§ **Provided data**
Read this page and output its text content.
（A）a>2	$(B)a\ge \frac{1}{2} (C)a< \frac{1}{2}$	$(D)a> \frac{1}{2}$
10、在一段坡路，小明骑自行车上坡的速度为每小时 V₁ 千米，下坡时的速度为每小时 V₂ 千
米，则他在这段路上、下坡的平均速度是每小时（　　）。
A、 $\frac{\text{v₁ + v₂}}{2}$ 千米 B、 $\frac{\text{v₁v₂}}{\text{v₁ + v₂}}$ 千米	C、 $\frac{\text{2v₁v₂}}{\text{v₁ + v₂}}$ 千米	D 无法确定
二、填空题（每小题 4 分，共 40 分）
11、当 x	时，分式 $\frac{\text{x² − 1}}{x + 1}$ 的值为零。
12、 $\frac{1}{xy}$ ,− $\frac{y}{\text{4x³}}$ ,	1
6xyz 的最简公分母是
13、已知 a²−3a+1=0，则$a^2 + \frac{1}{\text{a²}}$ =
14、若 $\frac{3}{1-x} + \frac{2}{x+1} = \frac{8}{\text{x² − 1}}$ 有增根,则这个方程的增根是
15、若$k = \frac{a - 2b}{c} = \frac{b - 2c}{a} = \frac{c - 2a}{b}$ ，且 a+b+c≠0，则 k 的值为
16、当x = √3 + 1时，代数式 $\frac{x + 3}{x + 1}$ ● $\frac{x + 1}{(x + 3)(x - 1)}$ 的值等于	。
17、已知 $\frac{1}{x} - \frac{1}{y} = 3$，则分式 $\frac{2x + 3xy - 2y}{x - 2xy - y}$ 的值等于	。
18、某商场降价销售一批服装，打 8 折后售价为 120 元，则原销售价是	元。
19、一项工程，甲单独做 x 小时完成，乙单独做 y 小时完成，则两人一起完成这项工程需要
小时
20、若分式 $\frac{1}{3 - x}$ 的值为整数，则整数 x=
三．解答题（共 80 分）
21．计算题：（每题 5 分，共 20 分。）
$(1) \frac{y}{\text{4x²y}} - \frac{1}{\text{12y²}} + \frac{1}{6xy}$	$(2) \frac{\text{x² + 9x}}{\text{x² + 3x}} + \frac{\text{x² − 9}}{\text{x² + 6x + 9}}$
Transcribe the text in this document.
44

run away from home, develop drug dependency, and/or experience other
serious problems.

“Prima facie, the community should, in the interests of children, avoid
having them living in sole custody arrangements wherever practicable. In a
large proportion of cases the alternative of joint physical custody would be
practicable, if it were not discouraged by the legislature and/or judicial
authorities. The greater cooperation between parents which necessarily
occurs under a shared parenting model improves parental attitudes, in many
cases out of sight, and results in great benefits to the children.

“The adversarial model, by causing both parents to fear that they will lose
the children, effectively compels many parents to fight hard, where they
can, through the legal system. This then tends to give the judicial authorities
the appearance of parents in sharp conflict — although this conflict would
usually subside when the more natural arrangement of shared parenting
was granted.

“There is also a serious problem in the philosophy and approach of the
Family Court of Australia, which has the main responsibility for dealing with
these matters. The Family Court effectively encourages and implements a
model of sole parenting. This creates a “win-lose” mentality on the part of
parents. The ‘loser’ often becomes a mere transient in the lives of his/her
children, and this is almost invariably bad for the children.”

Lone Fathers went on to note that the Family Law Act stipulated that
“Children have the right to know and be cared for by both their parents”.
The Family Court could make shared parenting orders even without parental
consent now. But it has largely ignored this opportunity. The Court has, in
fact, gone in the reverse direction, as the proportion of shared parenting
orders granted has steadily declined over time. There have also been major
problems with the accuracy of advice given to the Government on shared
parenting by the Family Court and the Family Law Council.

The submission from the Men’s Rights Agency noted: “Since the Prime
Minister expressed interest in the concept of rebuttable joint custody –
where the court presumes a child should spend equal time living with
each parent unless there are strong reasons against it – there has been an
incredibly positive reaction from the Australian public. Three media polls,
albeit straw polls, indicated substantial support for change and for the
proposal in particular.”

§ **To do**
Copy every line of the records word for word.

§ **Answer in full**
Read this page and output its text content.
（A）a>2	$(B)a\ge \frac{1}{2} (C)a< \frac{1}{2}$	$(D)a> \frac{1}{2}$
10、在一段坡路，小明骑自行车上坡的速度为每小时 V₁ 千米，下坡时的速度为每小时 V₂ 千
米，则他在这段路上、下坡的平均速度是每小时（　　）。
A、 $\frac{\text{v₁ + v₂}}{2}$ 千米 B、 $\frac{\text{v₁v₂}}{\text{v₁ + v₂}}$ 千米	C、 $\frac{\text{2v₁v₂}}{\text{v₁ + v₂}}$ 千米	D 无法确定
二、填空题（每小题 4 分，共 40 分）
11、当 x	时，分式 $\frac{\text{x² − 1}}{x + 1}$ 的值为零。
12、 $\frac{1}{xy}$ ,− $\frac{y}{\text{4x³}}$ ,	1
6xyz 的最简公分母是
13、已知 a²−3a+1=0，则$a^2 + \frac{1}{\text{a²}}$ =
14、若 $\frac{3}{1-x} + \frac{2}{x+1} = \frac{8}{\text{x² − 1}}$ 有增根,则这个方程的增根是
15、若$k = \frac{a - 2b}{c} = \frac{b - 2c}{a} = \frac{c - 2a}{b}$ ，且 a+b+c≠0，则 k 的值为
16、当x = √3 + 1时，代数式 $\frac{x + 3}{x + 1}$ ● $\frac{x + 1}{(x + 3)(x - 1)}$ 的值等于	。
17、已知 $\frac{1}{x} - \frac{1}{y} = 3$，则分式 $\frac{2x + 3xy - 2y}{x - 2xy - y}$ 的值等于	。
18、某商场降价销售一批服装，打 8 折后售价为 120 元，则原销售价是	元。
19、一项工程，甲单独做 x 小时完成，乙单独做 y 小时完成，则两人一起完成这项工程需要
小时
20、若分式 $\frac{1}{3 - x}$ 的值为整数，则整数 x=
三．解答题（共 80 分）
21．计算题：（每题 5 分，共 20 分。）
$(1) \frac{y}{\text{4x²y}} - \frac{1}{\text{12y²}} + \frac{1}{6xy}$	$(2) \frac{\text{x² + 9x}}{\text{x² + 3x}} + \frac{\text{x² − 9}}{\text{x² + 6x + 9}}$
Transcribe the text in this document.
44

run away from home, develop drug dependency, and/or experience other
serious problems.

“Prima facie, the community should, in the interests of children, avoid
having them living in sole custody arrangements wherever practicable. In a
large proportion of cases the alternative of joint physical custody would be
practicable, if it were not discouraged by the legislature and/or judicial
authorities. The greater cooperation between parents which necessarily
occurs under a shared parenting model improves parental attitudes, in many
cases out of sight, and results in great benefits to the children.

“The adversarial model, by causing both parents to fear that they will lose
the children, effectively compels many parents to fight hard, where they
can, through the legal system. This then tends to give the judicial authorities
the appearance of parents in sharp conflict — although this conflict would
usually subside when the more natural arrangement of shared parenting
was granted.

“There is also a serious problem in the philosophy and approach of the
Family Court of Australia, which has the main responsibility for dealing with
these matters. The Family Court effectively encourages and implements a
model of sole parenting. This creates a “win-lose” mentality on the part of
parents. The ‘loser’ often becomes a mere transient in the lives of his/her
children, and this is almost invariably bad for the children.”

Lone Fathers went on to note that the Family Law Act stipulated that
“Children have the right to know and be cared for by both their parents”.
The Family Court could make shared parenting orders even without parental
consent now. But it has largely ignored this opportunity. The Court has, in
fact, gone in the reverse direction, as the proportion of shared parenting
orders granted has steadily declined over time. There have also been major
problems with the accuracy of advice given to the Government on shared
parenting by the Family Court and the Family Law Council.

The submission from the Men’s Rights Agency noted: “Since the Prime
Minister expressed interest in the concept of rebuttable joint custody –
where the court presumes a child should spend equal time living with
each parent unless there are strong reasons against it – there has been an
incredibly positive reaction from the Australian public. Three media polls,
albeit straw polls, indicated substantial support for change and for the
proposal in particular.”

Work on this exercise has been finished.